---- GIVEN INFORMATION

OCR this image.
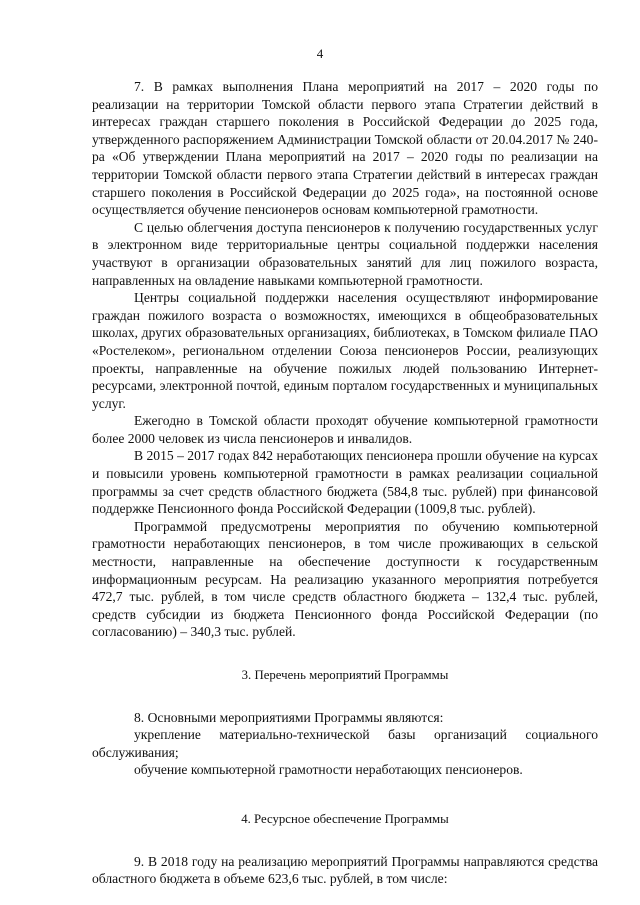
4

7. В рамках выполнения Плана мероприятий на 2017 – 2020 годы по реализации на территории Томской области первого этапа Стратегии действий в интересах граждан старшего поколения в Российской Федерации до 2025 года, утвержденного распоряжением Администрации Томской области от 20.04.2017 № 240-ра «Об утверждении Плана мероприятий на 2017 – 2020 годы по реализации на территории Томской области первого этапа Стратегии действий в интересах граждан старшего поколения в Российской Федерации до 2025 года», на постоянной основе осуществляется обучение пенсионеров основам компьютерной грамотности.

С целью облегчения доступа пенсионеров к получению государственных услуг в электронном виде территориальные центры социальной поддержки населения участвуют в организации образовательных занятий для лиц пожилого возраста, направленных на овладение навыками компьютерной грамотности.

Центры социальной поддержки населения осуществляют информирование граждан пожилого возраста о возможностях, имеющихся в общеобразовательных школах, других образовательных организациях, библиотеках, в Томском филиале ПАО «Ростелеком», региональном отделении Союза пенсионеров России, реализующих проекты, направленные на обучение пожилых людей пользованию Интернет-ресурсами, электронной почтой, единым порталом государственных и муниципальных услуг.

Ежегодно в Томской области проходят обучение компьютерной грамотности более 2000 человек из числа пенсионеров и инвалидов.

В 2015 – 2017 годах 842 неработающих пенсионера прошли обучение на курсах и повысили уровень компьютерной грамотности в рамках реализации социальной программы за счет средств областного бюджета (584,8 тыс. рублей) при финансовой поддержке Пенсионного фонда Российской Федерации (1009,8 тыс. рублей).

Программой предусмотрены мероприятия по обучению компьютерной грамотности неработающих пенсионеров, в том числе проживающих в сельской местности, направленные на обеспечение доступности к государственным информационным ресурсам. На реализацию указанного мероприятия потребуется 472,7 тыс. рублей, в том числе средств областного бюджета – 132,4 тыс. рублей, средств субсидии из бюджета Пенсионного фонда Российской Федерации (по согласованию) – 340,3 тыс. рублей.

3. Перечень мероприятий Программы

8. Основными мероприятиями Программы являются:

укрепление материально-технической базы организаций социального обслуживания;

обучение компьютерной грамотности неработающих пенсионеров.

4. Ресурсное обеспечение Программы

9. В 2018 году на реализацию мероприятий Программы направляются средства областного бюджета в объеме 623,6 тыс. рублей, в том числе:
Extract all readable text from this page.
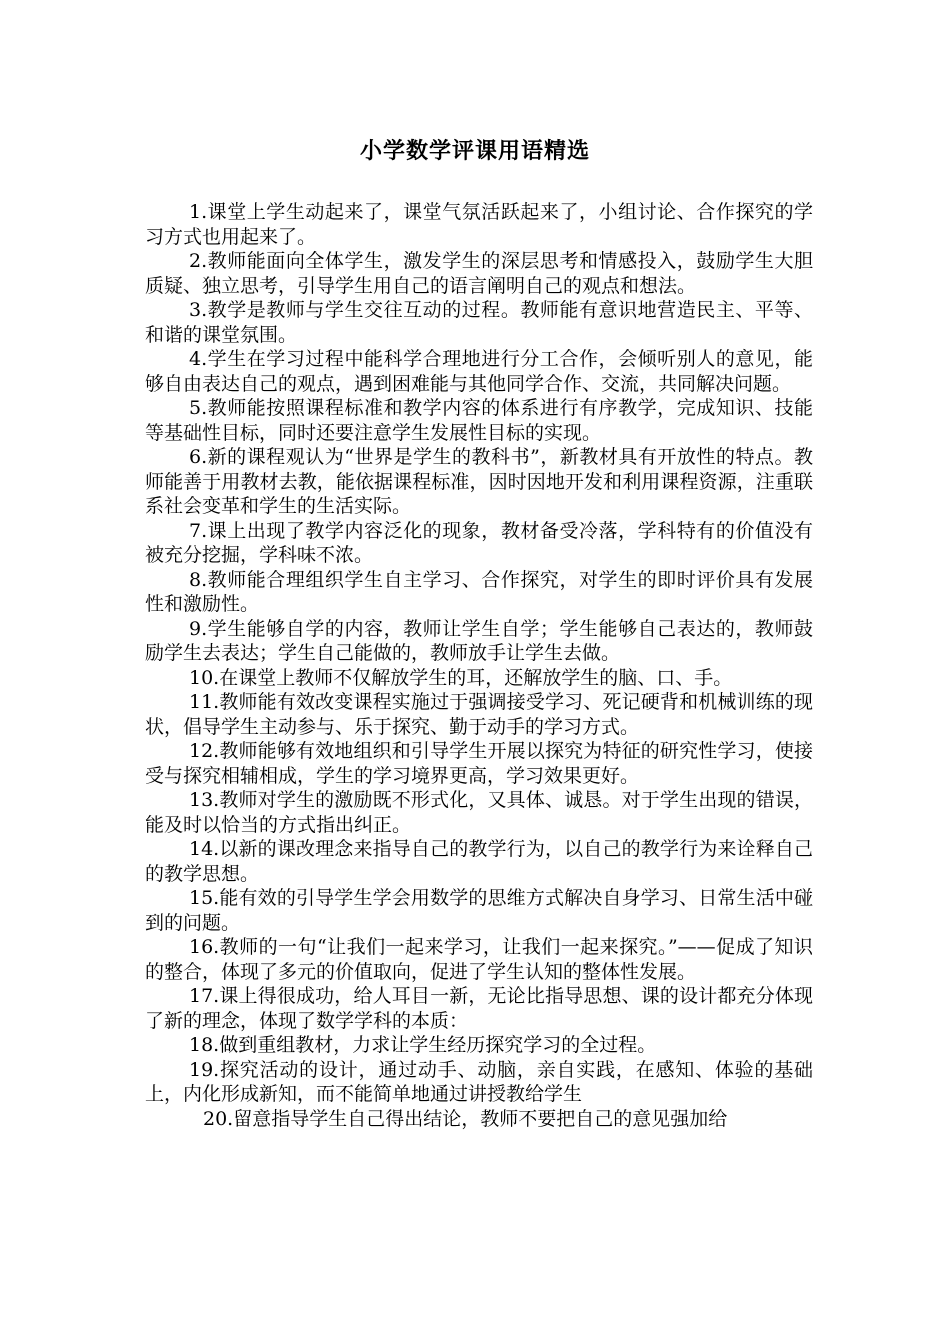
小学数学评课用语精选

1.课堂上学生动起来了，课堂气氛活跃起来了，小组讨论、合作探究的学习方式也用起来了。

2.教师能面向全体学生，激发学生的深层思考和情感投入，鼓励学生大胆质疑、独立思考，引导学生用自己的语言阐明自己的观点和想法。

3.教学是教师与学生交往互动的过程。教师能有意识地营造民主、平等、和谐的课堂氛围。

4.学生在学习过程中能科学合理地进行分工合作，会倾听别人的意见，能够自由表达自己的观点，遇到困难能与其他同学合作、交流，共同解决问题。

5.教师能按照课程标准和教学内容的体系进行有序教学，完成知识、技能等基础性目标，同时还要注意学生发展性目标的实现。

6.新的课程观认为“世界是学生的教科书”，新教材具有开放性的特点。教师能善于用教材去教，能依据课程标准，因时因地开发和利用课程资源，注重联系社会变革和学生的生活实际。

7.课上出现了教学内容泛化的现象，教材备受冷落，学科特有的价值没有被充分挖掘，学科味不浓。

8.教师能合理组织学生自主学习、合作探究，对学生的即时评价具有发展性和激励性。

9.学生能够自学的内容，教师让学生自学；学生能够自己表达的，教师鼓励学生去表达；学生自己能做的，教师放手让学生去做。

10.在课堂上教师不仅解放学生的耳，还解放学生的脑、口、手。

11.教师能有效改变课程实施过于强调接受学习、死记硬背和机械训练的现状，倡导学生主动参与、乐于探究、勤于动手的学习方式。

12.教师能够有效地组织和引导学生开展以探究为特征的研究性学习，使接受与探究相辅相成，学生的学习境界更高，学习效果更好。

13.教师对学生的激励既不形式化，又具体、诚恳。对于学生出现的错误，能及时以恰当的方式指出纠正。

14.以新的课改理念来指导自己的教学行为，以自己的教学行为来诠释自己的教学思想。

15.能有效的引导学生学会用数学的思维方式解决自身学习、日常生活中碰到的问题。

16.教师的一句“让我们一起来学习，让我们一起来探究。”——促成了知识的整合，体现了多元的价值取向，促进了学生认知的整体性发展。

17.课上得很成功，给人耳目一新，无论比指导思想、课的设计都充分体现了新的理念，体现了数学学科的本质：

18.做到重组教材，力求让学生经历探究学习的全过程。

19.探究活动的设计，通过动手、动脑，亲自实践，在感知、体验的基础上，内化形成新知，而不能简单地通过讲授教给学生

20.留意指导学生自己得出结论，教师不要把自己的意见强加给
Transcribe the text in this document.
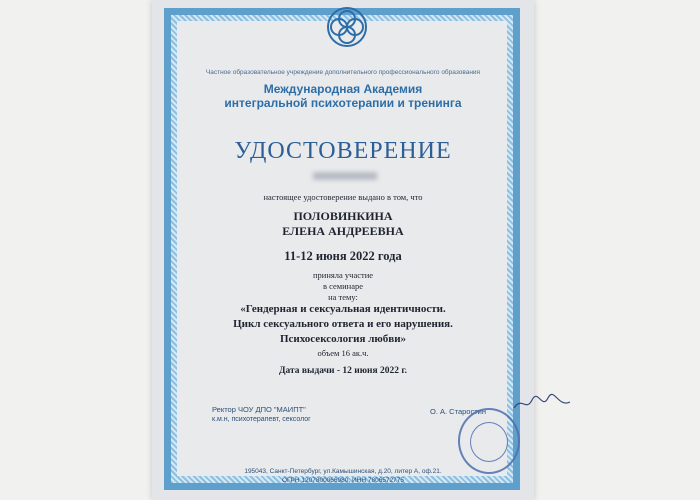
Частное образовательное учреждение дополнительного профессионального образования
Международная Академия
интегральной психотерапии и тренинга
УДОСТОВЕРЕНИЕ
настоящее удостоверение выдано в том, что
ПОЛОВИНКИНА
ЕЛЕНА АНДРЕЕВНА
11-12 июня 2022 года
приняла участие
в семинаре
на тему:
«Гендерная и сексуальная идентичности.
Цикл сексуального ответа и его нарушения.
Психосексология любви»
объем 16 ак.ч.
Дата выдачи - 12 июня 2022 г.
Ректор ЧОУ ДПО "МАИПТ"
к.м.н, психотерапевт, сексолог
О. А. Старостин
195043, Санкт-Петербург, ул.Камышинская, д.20, литер А, оф.21.
ОГРН 1207800066980, ИНН 7806572775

--------

DIRECTIVE
Without the pictures, write out all of the material exactly.

EXERCISE RESULT
OCR this image.
4

7. В рамках выполнения Плана мероприятий на 2017 – 2020 годы по реализации на территории Томской области первого этапа Стратегии действий в интересах граждан старшего поколения в Российской Федерации до 2025 года, утвержденного распоряжением Администрации Томской области от 20.04.2017 № 240-ра «Об утверждении Плана мероприятий на 2017 – 2020 годы по реализации на территории Томской области первого этапа Стратегии действий в интересах граждан старшего поколения в Российской Федерации до 2025 года», на постоянной основе осуществляется обучение пенсионеров основам компьютерной грамотности.

С целью облегчения доступа пенсионеров к получению государственных услуг в электронном виде территориальные центры социальной поддержки населения участвуют в организации образовательных занятий для лиц пожилого возраста, направленных на овладение навыками компьютерной грамотности.

Центры социальной поддержки населения осуществляют информирование граждан пожилого возраста о возможностях, имеющихся в общеобразовательных школах, других образовательных организациях, библиотеках, в Томском филиале ПАО «Ростелеком», региональном отделении Союза пенсионеров России, реализующих проекты, направленные на обучение пожилых людей пользованию Интернет-ресурсами, электронной почтой, единым порталом государственных и муниципальных услуг.

Ежегодно в Томской области проходят обучение компьютерной грамотности более 2000 человек из числа пенсионеров и инвалидов.

В 2015 – 2017 годах 842 неработающих пенсионера прошли обучение на курсах и повысили уровень компьютерной грамотности в рамках реализации социальной программы за счет средств областного бюджета (584,8 тыс. рублей) при финансовой поддержке Пенсионного фонда Российской Федерации (1009,8 тыс. рублей).

Программой предусмотрены мероприятия по обучению компьютерной грамотности неработающих пенсионеров, в том числе проживающих в сельской местности, направленные на обеспечение доступности к государственным информационным ресурсам. На реализацию указанного мероприятия потребуется 472,7 тыс. рублей, в том числе средств областного бюджета – 132,4 тыс. рублей, средств субсидии из бюджета Пенсионного фонда Российской Федерации (по согласованию) – 340,3 тыс. рублей.

3. Перечень мероприятий Программы

8. Основными мероприятиями Программы являются:

укрепление материально-технической базы организаций социального обслуживания;

обучение компьютерной грамотности неработающих пенсионеров.

4. Ресурсное обеспечение Программы

9. В 2018 году на реализацию мероприятий Программы направляются средства областного бюджета в объеме 623,6 тыс. рублей, в том числе:
Extract all readable text from this page.
小学数学评课用语精选

1.课堂上学生动起来了，课堂气氛活跃起来了，小组讨论、合作探究的学习方式也用起来了。

2.教师能面向全体学生，激发学生的深层思考和情感投入，鼓励学生大胆质疑、独立思考，引导学生用自己的语言阐明自己的观点和想法。

3.教学是教师与学生交往互动的过程。教师能有意识地营造民主、平等、和谐的课堂氛围。

4.学生在学习过程中能科学合理地进行分工合作，会倾听别人的意见，能够自由表达自己的观点，遇到困难能与其他同学合作、交流，共同解决问题。

5.教师能按照课程标准和教学内容的体系进行有序教学，完成知识、技能等基础性目标，同时还要注意学生发展性目标的实现。

6.新的课程观认为“世界是学生的教科书”，新教材具有开放性的特点。教师能善于用教材去教，能依据课程标准，因时因地开发和利用课程资源，注重联系社会变革和学生的生活实际。

7.课上出现了教学内容泛化的现象，教材备受冷落，学科特有的价值没有被充分挖掘，学科味不浓。

8.教师能合理组织学生自主学习、合作探究，对学生的即时评价具有发展性和激励性。

9.学生能够自学的内容，教师让学生自学；学生能够自己表达的，教师鼓励学生去表达；学生自己能做的，教师放手让学生去做。

10.在课堂上教师不仅解放学生的耳，还解放学生的脑、口、手。

11.教师能有效改变课程实施过于强调接受学习、死记硬背和机械训练的现状，倡导学生主动参与、乐于探究、勤于动手的学习方式。

12.教师能够有效地组织和引导学生开展以探究为特征的研究性学习，使接受与探究相辅相成，学生的学习境界更高，学习效果更好。

13.教师对学生的激励既不形式化，又具体、诚恳。对于学生出现的错误，能及时以恰当的方式指出纠正。

14.以新的课改理念来指导自己的教学行为，以自己的教学行为来诠释自己的教学思想。

15.能有效的引导学生学会用数学的思维方式解决自身学习、日常生活中碰到的问题。

16.教师的一句“让我们一起来学习，让我们一起来探究。”——促成了知识的整合，体现了多元的价值取向，促进了学生认知的整体性发展。

17.课上得很成功，给人耳目一新，无论比指导思想、课的设计都充分体现了新的理念，体现了数学学科的本质：

18.做到重组教材，力求让学生经历探究学习的全过程。

19.探究活动的设计，通过动手、动脑，亲自实践，在感知、体验的基础上，内化形成新知，而不能简单地通过讲授教给学生

20.留意指导学生自己得出结论，教师不要把自己的意见强加给
Transcribe the text in this document.
Частное образовательное учреждение дополнительного профессионального образования
Международная Академия
интегральной психотерапии и тренинга
УДОСТОВЕРЕНИЕ
настоящее удостоверение выдано в том, что
ПОЛОВИНКИНА
ЕЛЕНА АНДРЕЕВНА
11-12 июня 2022 года
приняла участие
в семинаре
на тему:
«Гендерная и сексуальная идентичности.
Цикл сексуального ответа и его нарушения.
Психосексология любви»
объем 16 ак.ч.
Дата выдачи - 12 июня 2022 г.
Ректор ЧОУ ДПО "МАИПТ"
к.м.н, психотерапевт, сексолог
О. А. Старостин
195043, Санкт-Петербург, ул.Камышинская, д.20, литер А, оф.21.
ОГРН 1207800066980, ИНН 7806572775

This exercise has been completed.